— Data excerpts —

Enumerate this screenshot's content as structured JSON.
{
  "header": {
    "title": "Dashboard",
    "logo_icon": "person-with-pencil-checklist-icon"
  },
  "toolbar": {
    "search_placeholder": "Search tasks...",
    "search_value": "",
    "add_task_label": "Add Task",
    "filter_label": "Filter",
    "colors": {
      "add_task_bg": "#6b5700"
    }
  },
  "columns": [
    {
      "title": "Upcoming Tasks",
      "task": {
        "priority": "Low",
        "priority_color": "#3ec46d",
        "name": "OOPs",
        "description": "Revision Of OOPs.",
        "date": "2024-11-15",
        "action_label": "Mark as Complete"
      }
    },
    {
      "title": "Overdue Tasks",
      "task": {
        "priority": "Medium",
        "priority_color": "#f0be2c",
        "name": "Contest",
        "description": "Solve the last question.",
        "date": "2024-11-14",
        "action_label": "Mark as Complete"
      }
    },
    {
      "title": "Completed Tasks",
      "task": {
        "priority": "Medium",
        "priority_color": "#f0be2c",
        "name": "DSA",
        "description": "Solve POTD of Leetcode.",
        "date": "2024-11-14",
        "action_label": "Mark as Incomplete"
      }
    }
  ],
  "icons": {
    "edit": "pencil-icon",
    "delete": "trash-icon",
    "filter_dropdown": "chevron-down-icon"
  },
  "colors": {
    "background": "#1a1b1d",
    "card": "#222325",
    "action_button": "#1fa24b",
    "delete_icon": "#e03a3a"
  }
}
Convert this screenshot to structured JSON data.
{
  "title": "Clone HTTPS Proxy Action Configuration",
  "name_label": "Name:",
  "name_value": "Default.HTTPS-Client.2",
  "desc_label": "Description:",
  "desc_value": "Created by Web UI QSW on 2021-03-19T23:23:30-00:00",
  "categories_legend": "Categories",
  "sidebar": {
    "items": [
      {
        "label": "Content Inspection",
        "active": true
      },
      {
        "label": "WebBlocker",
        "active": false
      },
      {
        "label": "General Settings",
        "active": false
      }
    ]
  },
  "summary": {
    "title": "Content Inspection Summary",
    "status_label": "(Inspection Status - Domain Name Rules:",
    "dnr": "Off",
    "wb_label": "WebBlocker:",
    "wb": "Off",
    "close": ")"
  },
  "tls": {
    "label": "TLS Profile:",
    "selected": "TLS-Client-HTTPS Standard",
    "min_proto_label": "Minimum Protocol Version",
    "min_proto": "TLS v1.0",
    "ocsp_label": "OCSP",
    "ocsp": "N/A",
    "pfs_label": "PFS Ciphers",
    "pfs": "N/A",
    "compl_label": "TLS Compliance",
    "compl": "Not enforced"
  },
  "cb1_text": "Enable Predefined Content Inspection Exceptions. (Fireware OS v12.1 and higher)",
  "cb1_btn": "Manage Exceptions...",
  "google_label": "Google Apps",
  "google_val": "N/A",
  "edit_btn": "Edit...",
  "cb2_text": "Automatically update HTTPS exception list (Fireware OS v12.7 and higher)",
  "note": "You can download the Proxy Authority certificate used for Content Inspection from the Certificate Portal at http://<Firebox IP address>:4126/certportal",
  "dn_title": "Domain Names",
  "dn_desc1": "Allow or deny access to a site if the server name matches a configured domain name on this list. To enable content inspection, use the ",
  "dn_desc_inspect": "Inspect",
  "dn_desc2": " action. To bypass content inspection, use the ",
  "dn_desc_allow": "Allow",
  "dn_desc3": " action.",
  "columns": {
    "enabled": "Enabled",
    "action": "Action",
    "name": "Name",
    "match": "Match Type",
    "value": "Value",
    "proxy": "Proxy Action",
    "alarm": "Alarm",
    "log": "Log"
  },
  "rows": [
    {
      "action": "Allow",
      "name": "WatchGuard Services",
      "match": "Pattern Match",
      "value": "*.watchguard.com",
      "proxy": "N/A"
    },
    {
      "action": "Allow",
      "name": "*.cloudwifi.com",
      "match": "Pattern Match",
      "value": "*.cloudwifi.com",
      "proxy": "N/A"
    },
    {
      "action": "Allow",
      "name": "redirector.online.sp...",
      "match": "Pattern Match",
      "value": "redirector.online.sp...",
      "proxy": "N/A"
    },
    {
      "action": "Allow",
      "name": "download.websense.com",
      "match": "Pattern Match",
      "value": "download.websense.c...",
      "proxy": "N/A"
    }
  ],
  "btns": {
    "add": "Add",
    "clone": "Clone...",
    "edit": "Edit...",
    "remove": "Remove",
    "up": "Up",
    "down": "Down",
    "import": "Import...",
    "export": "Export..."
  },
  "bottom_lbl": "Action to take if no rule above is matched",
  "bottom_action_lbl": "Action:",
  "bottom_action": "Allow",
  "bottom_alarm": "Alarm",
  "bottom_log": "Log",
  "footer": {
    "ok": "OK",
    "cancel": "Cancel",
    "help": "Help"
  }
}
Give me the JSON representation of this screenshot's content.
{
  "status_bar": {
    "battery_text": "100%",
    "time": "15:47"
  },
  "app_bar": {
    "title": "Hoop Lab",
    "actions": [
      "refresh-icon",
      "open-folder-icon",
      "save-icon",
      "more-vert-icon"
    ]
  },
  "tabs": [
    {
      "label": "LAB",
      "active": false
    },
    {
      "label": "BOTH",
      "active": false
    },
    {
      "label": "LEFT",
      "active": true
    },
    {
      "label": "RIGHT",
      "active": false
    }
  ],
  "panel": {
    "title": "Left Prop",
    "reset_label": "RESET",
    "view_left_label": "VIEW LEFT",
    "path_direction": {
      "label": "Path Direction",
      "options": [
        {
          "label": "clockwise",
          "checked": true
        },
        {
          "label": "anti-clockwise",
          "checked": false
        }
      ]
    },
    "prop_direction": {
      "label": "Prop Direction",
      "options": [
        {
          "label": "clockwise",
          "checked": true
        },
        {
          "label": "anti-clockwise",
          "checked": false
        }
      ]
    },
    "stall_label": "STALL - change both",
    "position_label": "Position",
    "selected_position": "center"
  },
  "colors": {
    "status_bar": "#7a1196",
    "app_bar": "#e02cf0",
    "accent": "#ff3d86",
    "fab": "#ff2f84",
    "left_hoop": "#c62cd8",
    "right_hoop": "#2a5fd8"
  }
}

— What to work on —
Search the lines for "Solve". Copy each line that has it.

— Reply to the exercise —
        "description": "Solve the last question.",
        "description": "Solve POTD of Leetcode.",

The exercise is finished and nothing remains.